[Dataset records]
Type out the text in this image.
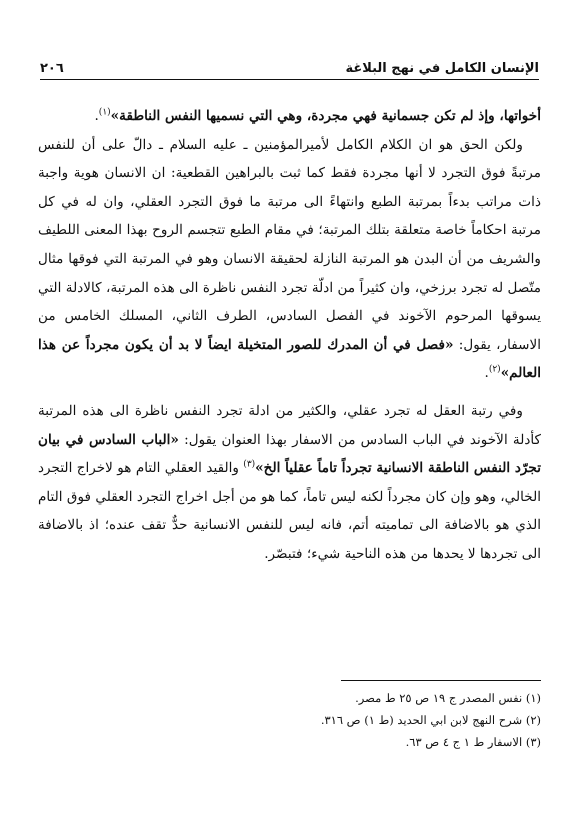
الإنسان الكامل في نهج البلاغة
٢٠٦

أخواتها، وإذ لم تكن جسمانية فهي مجردة، وهي التي نسميها النفس الناطقة»$^{(١)}$.

ولكن الحق هو ان الكلام الكامل لأميرالمؤمنين ـ عليه السلام ـ دالّ على أن للنفس مرتبةً فوق التجرد لا أنها مجردة فقط كما ثبت بالبراهين القطعية: ان الانسان هوية واجبة ذات مراتب بدءاً بمرتبة الطبع وانتهاءً الى مرتبة ما فوق التجرد العقلي، وان له في كل مرتبة احكاماً خاصة متعلقة بتلك المرتبة؛ في مقام الطبع تتجسم الروح بهذا المعنى اللطيف والشريف من أن البدن هو المرتبة النازلة لحقيقة الانسان وهو في المرتبة التي فوقها مثال متّصل له تجرد برزخي، وان كثيراً من ادلّة تجرد النفس ناظرة الى هذه المرتبة، كالادلة التي يسوقها المرحوم الآخوند في الفصل السادس، الطرف الثاني، المسلك الخامس من الاسفار، يقول: «فصل في أن المدرك للصور المتخيلة ايضاً لا بد أن يكون مجرداً عن هذا العالم»$^{(٢)}$.

وفي رتبة العقل له تجرد عقلي، والكثير من ادلة تجرد النفس ناظرة الى هذه المرتبة كأدلة الآخوند في الباب السادس من الاسفار بهذا العنوان يقول: «الباب السادس في بيان تجرّد النفس الناطقة الانسانية تجرداً تاماً عقلياً الخ»$^{(٣)}$ والقيد العقلي التام هو لاخراج التجرد الخالي، وهو وإن كان مجرداً لكنه ليس تاماً، كما هو من أجل اخراج التجرد العقلي فوق التام الذي هو بالاضافة الى تماميته أتم، فانه ليس للنفس الانسانية حدٌّ تقف عنده؛ اذ بالاضافة الى تجردها لا يحدها من هذه الناحية شيء؛ فتبصّر.

(١) نفس المصدر ج ١٩ ص ٢٥ ط مصر.
(٢) شرح النهج لابن ابي الحديد (ط ١) ص ٣١٦.
(٣) الاسفار ط ١ ج ٤ ص ٦٣.
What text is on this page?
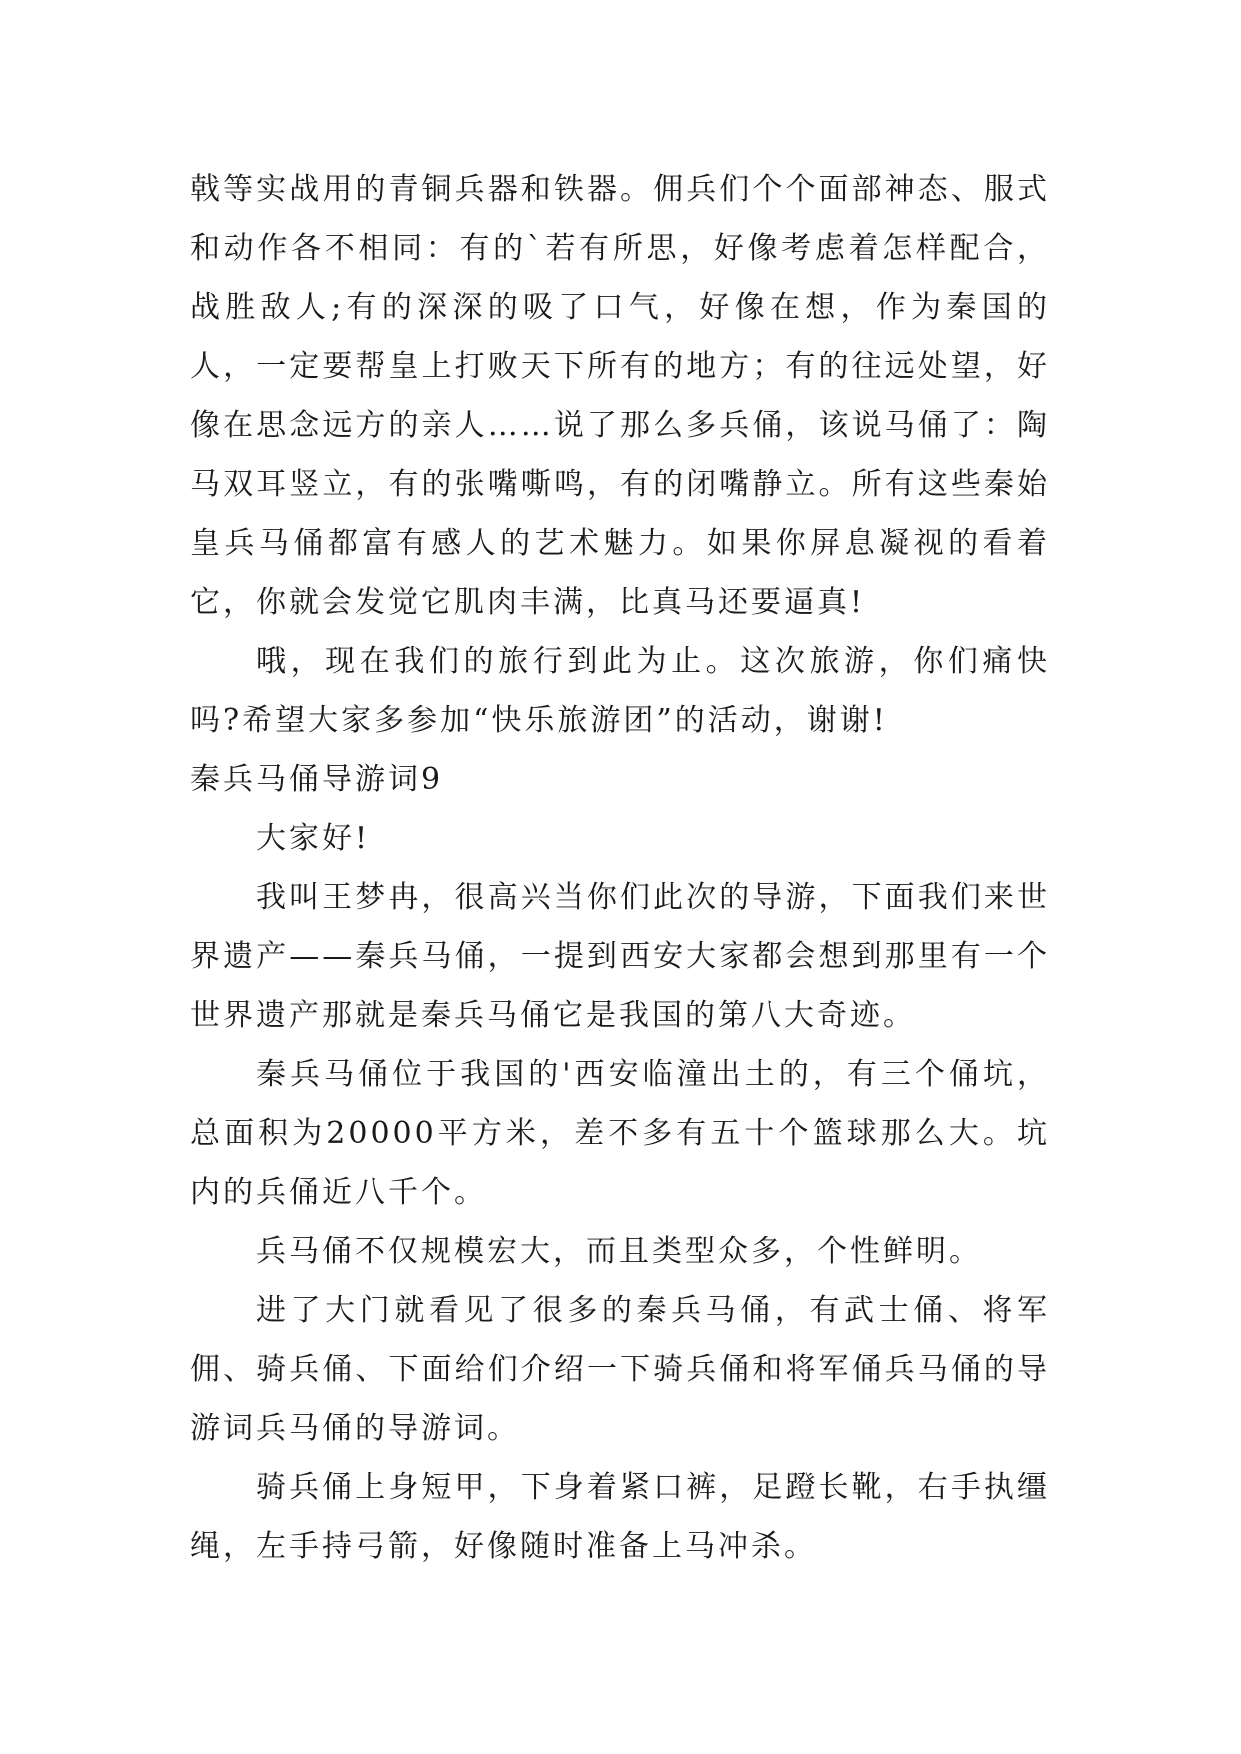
戟等实战用的青铜兵器和铁器。佣兵们个个面部神态、服式和动作各不相同：有的`若有所思，好像考虑着怎样配合，战胜敌人;有的深深的吸了口气，好像在想，作为秦国的人，一定要帮皇上打败天下所有的地方；有的往远处望，好像在思念远方的亲人……说了那么多兵俑，该说马俑了：陶马双耳竖立，有的张嘴嘶鸣，有的闭嘴静立。所有这些秦始皇兵马俑都富有感人的艺术魅力。如果你屏息凝视的看着它，你就会发觉它肌肉丰满，比真马还要逼真!

哦，现在我们的旅行到此为止。这次旅游，你们痛快吗?希望大家多参加“快乐旅游团”的活动，谢谢!

秦兵马俑导游词9

大家好!

我叫王梦冉，很高兴当你们此次的导游，下面我们来世界遗产——秦兵马俑，一提到西安大家都会想到那里有一个世界遗产那就是秦兵马俑它是我国的第八大奇迹。

秦兵马俑位于我国的'西安临潼出土的，有三个俑坑，总面积为20000平方米，差不多有五十个篮球那么大。坑内的兵俑近八千个。

兵马俑不仅规模宏大，而且类型众多，个性鲜明。

进了大门就看见了很多的秦兵马俑，有武士俑、将军佣、骑兵俑、下面给们介绍一下骑兵俑和将军俑兵马俑的导游词兵马俑的导游词。

骑兵俑上身短甲，下身着紧口裤，足蹬长靴，右手执缰绳，左手持弓箭，好像随时准备上马冲杀。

**YOUR INSTRUCTIONS:**
Reproduce the material word for word, minus the images.

**TASK ANSWER:**
Type out the text in this image.
الإنسان الكامل في نهج البلاغة
٢٠٦

أخواتها، وإذ لم تكن جسمانية فهي مجردة، وهي التي نسميها النفس الناطقة»$^{(١)}$.

ولكن الحق هو ان الكلام الكامل لأميرالمؤمنين ـ عليه السلام ـ دالّ على أن للنفس مرتبةً فوق التجرد لا أنها مجردة فقط كما ثبت بالبراهين القطعية: ان الانسان هوية واجبة ذات مراتب بدءاً بمرتبة الطبع وانتهاءً الى مرتبة ما فوق التجرد العقلي، وان له في كل مرتبة احكاماً خاصة متعلقة بتلك المرتبة؛ في مقام الطبع تتجسم الروح بهذا المعنى اللطيف والشريف من أن البدن هو المرتبة النازلة لحقيقة الانسان وهو في المرتبة التي فوقها مثال متّصل له تجرد برزخي، وان كثيراً من ادلّة تجرد النفس ناظرة الى هذه المرتبة، كالادلة التي يسوقها المرحوم الآخوند في الفصل السادس، الطرف الثاني، المسلك الخامس من الاسفار، يقول: «فصل في أن المدرك للصور المتخيلة ايضاً لا بد أن يكون مجرداً عن هذا العالم»$^{(٢)}$.

وفي رتبة العقل له تجرد عقلي، والكثير من ادلة تجرد النفس ناظرة الى هذه المرتبة كأدلة الآخوند في الباب السادس من الاسفار بهذا العنوان يقول: «الباب السادس في بيان تجرّد النفس الناطقة الانسانية تجرداً تاماً عقلياً الخ»$^{(٣)}$ والقيد العقلي التام هو لاخراج التجرد الخالي، وهو وإن كان مجرداً لكنه ليس تاماً، كما هو من أجل اخراج التجرد العقلي فوق التام الذي هو بالاضافة الى تماميته أتم، فانه ليس للنفس الانسانية حدٌّ تقف عنده؛ اذ بالاضافة الى تجردها لا يحدها من هذه الناحية شيء؛ فتبصّر.

(١) نفس المصدر ج ١٩ ص ٢٥ ط مصر.
(٢) شرح النهج لابن ابي الحديد (ط ١) ص ٣١٦.
(٣) الاسفار ط ١ ج ٤ ص ٦٣.
What text is on this page?
戟等实战用的青铜兵器和铁器。佣兵们个个面部神态、服式和动作各不相同：有的`若有所思，好像考虑着怎样配合，战胜敌人;有的深深的吸了口气，好像在想，作为秦国的人，一定要帮皇上打败天下所有的地方；有的往远处望，好像在思念远方的亲人……说了那么多兵俑，该说马俑了：陶马双耳竖立，有的张嘴嘶鸣，有的闭嘴静立。所有这些秦始皇兵马俑都富有感人的艺术魅力。如果你屏息凝视的看着它，你就会发觉它肌肉丰满，比真马还要逼真!

哦，现在我们的旅行到此为止。这次旅游，你们痛快吗?希望大家多参加“快乐旅游团”的活动，谢谢!

秦兵马俑导游词9

大家好!

我叫王梦冉，很高兴当你们此次的导游，下面我们来世界遗产——秦兵马俑，一提到西安大家都会想到那里有一个世界遗产那就是秦兵马俑它是我国的第八大奇迹。

秦兵马俑位于我国的'西安临潼出土的，有三个俑坑，总面积为20000平方米，差不多有五十个篮球那么大。坑内的兵俑近八千个。

兵马俑不仅规模宏大，而且类型众多，个性鲜明。

进了大门就看见了很多的秦兵马俑，有武士俑、将军佣、骑兵俑、下面给们介绍一下骑兵俑和将军俑兵马俑的导游词兵马俑的导游词。

骑兵俑上身短甲，下身着紧口裤，足蹬长靴，右手执缰绳，左手持弓箭，好像随时准备上马冲杀。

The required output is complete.